> **PROBLEM**:
Pictures do not belong in the copy; restate the records below word for word.

----------

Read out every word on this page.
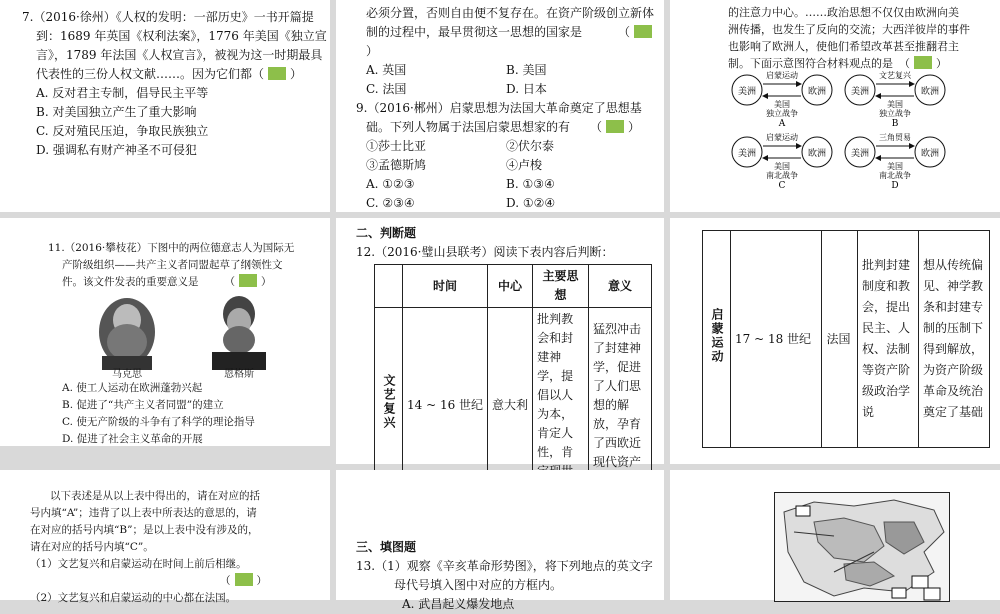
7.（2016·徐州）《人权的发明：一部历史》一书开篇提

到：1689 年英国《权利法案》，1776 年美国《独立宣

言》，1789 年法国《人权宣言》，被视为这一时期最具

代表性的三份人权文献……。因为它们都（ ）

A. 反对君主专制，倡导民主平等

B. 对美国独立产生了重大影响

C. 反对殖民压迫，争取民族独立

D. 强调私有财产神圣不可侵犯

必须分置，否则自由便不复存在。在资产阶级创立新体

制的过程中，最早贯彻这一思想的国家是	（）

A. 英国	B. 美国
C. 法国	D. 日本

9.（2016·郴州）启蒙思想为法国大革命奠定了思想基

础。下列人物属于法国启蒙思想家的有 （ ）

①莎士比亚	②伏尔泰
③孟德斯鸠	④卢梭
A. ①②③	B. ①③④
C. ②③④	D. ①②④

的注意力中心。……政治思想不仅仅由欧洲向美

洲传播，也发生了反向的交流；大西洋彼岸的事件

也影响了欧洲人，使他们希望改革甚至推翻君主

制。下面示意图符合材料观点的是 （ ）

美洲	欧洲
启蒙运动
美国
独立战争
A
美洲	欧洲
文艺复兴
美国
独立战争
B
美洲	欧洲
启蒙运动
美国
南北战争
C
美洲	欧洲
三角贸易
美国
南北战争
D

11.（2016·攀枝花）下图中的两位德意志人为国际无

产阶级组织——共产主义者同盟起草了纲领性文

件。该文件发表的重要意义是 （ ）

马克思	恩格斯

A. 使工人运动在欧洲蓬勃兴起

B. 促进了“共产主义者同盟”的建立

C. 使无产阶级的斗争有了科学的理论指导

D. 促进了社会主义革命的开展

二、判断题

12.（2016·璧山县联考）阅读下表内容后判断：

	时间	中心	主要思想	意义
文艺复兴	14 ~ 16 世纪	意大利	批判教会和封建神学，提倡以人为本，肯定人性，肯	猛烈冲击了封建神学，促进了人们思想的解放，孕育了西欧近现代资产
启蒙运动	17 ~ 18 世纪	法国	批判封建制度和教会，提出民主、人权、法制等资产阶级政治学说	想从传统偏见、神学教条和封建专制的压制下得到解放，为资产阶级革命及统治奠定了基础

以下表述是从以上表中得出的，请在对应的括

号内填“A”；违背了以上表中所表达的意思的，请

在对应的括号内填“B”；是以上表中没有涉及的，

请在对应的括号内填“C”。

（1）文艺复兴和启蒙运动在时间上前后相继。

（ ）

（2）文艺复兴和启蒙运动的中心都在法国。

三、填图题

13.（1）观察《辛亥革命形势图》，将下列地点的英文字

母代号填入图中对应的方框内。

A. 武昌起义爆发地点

----------

> **FULL OUTPUT**:
Read out every word on this page.
7.（2016·徐州）《人权的发明：一部历史》一书开篇提

到：1689 年英国《权利法案》，1776 年美国《独立宣

言》，1789 年法国《人权宣言》，被视为这一时期最具

代表性的三份人权文献……。因为它们都（ ）

A. 反对君主专制，倡导民主平等

B. 对美国独立产生了重大影响

C. 反对殖民压迫，争取民族独立

D. 强调私有财产神圣不可侵犯

必须分置，否则自由便不复存在。在资产阶级创立新体

制的过程中，最早贯彻这一思想的国家是	（）

A. 英国	B. 美国
C. 法国	D. 日本

9.（2016·郴州）启蒙思想为法国大革命奠定了思想基

础。下列人物属于法国启蒙思想家的有 （ ）

①莎士比亚	②伏尔泰
③孟德斯鸠	④卢梭
A. ①②③	B. ①③④
C. ②③④	D. ①②④

的注意力中心。……政治思想不仅仅由欧洲向美

洲传播，也发生了反向的交流；大西洋彼岸的事件

也影响了欧洲人，使他们希望改革甚至推翻君主

制。下面示意图符合材料观点的是 （ ）

美洲	欧洲
启蒙运动
美国
独立战争
A
美洲	欧洲
文艺复兴
美国
独立战争
B
美洲	欧洲
启蒙运动
美国
南北战争
C
美洲	欧洲
三角贸易
美国
南北战争
D

11.（2016·攀枝花）下图中的两位德意志人为国际无

产阶级组织——共产主义者同盟起草了纲领性文

件。该文件发表的重要意义是 （ ）

马克思	恩格斯

A. 使工人运动在欧洲蓬勃兴起

B. 促进了“共产主义者同盟”的建立

C. 使无产阶级的斗争有了科学的理论指导

D. 促进了社会主义革命的开展

二、判断题

12.（2016·璧山县联考）阅读下表内容后判断：

	时间	中心	主要思想	意义
文艺复兴	14 ~ 16 世纪	意大利	批判教会和封建神学，提倡以人为本，肯定人性，肯	猛烈冲击了封建神学，促进了人们思想的解放，孕育了西欧近现代资产
启蒙运动	17 ~ 18 世纪	法国	批判封建制度和教会，提出民主、人权、法制等资产阶级政治学说	想从传统偏见、神学教条和封建专制的压制下得到解放，为资产阶级革命及统治奠定了基础

以下表述是从以上表中得出的，请在对应的括

号内填“A”；违背了以上表中所表达的意思的，请

在对应的括号内填“B”；是以上表中没有涉及的，

请在对应的括号内填“C”。

（1）文艺复兴和启蒙运动在时间上前后相继。

（ ）

（2）文艺复兴和启蒙运动的中心都在法国。

三、填图题

13.（1）观察《辛亥革命形势图》，将下列地点的英文字

母代号填入图中对应的方框内。

A. 武昌起义爆发地点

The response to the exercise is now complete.